Scan the data below and pick out the lines containing the word "heaven".

## Data provided
::::

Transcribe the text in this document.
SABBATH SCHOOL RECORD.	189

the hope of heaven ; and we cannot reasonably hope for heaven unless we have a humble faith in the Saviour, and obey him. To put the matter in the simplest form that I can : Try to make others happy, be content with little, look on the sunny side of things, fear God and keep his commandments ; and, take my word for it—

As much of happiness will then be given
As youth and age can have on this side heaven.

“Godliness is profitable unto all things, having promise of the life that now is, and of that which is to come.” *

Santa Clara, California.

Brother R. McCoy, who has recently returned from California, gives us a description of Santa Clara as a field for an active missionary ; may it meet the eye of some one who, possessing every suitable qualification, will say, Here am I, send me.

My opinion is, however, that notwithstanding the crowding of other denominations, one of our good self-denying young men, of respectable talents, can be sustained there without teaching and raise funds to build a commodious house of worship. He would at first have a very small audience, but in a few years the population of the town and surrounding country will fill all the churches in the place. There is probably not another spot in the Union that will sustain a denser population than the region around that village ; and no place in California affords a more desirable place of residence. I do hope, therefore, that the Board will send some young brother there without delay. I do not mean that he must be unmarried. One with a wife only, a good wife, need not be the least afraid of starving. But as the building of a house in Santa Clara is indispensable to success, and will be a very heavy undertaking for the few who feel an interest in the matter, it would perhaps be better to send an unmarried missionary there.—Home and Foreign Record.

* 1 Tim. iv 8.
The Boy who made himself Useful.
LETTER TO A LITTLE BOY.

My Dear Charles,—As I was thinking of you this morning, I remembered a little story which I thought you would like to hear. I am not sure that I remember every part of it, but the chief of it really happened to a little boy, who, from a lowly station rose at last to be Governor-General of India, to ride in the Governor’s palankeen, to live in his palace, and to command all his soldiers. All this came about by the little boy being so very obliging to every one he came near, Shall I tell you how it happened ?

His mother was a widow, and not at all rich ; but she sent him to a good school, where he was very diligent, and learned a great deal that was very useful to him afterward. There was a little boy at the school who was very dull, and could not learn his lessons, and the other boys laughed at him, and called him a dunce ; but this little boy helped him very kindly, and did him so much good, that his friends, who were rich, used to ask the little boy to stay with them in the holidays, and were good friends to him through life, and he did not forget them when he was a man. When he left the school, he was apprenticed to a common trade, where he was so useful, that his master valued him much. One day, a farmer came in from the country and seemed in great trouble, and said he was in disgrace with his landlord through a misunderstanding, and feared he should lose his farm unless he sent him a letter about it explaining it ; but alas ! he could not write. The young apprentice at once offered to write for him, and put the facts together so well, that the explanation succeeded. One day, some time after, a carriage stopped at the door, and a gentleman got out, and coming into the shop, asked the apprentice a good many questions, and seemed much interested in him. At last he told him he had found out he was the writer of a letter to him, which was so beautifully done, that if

::::

## Response to this exercise
the hope of heaven ; and we cannot reasonably hope for heaven unless we have a humble faith in the Saviour, and obey him. To put the matter in the simplest form that I can : Try to make others happy, be content with little, look on the sunny side of things, fear God and keep his commandments ; and, take my word for it—
As youth and age can have on this side heaven.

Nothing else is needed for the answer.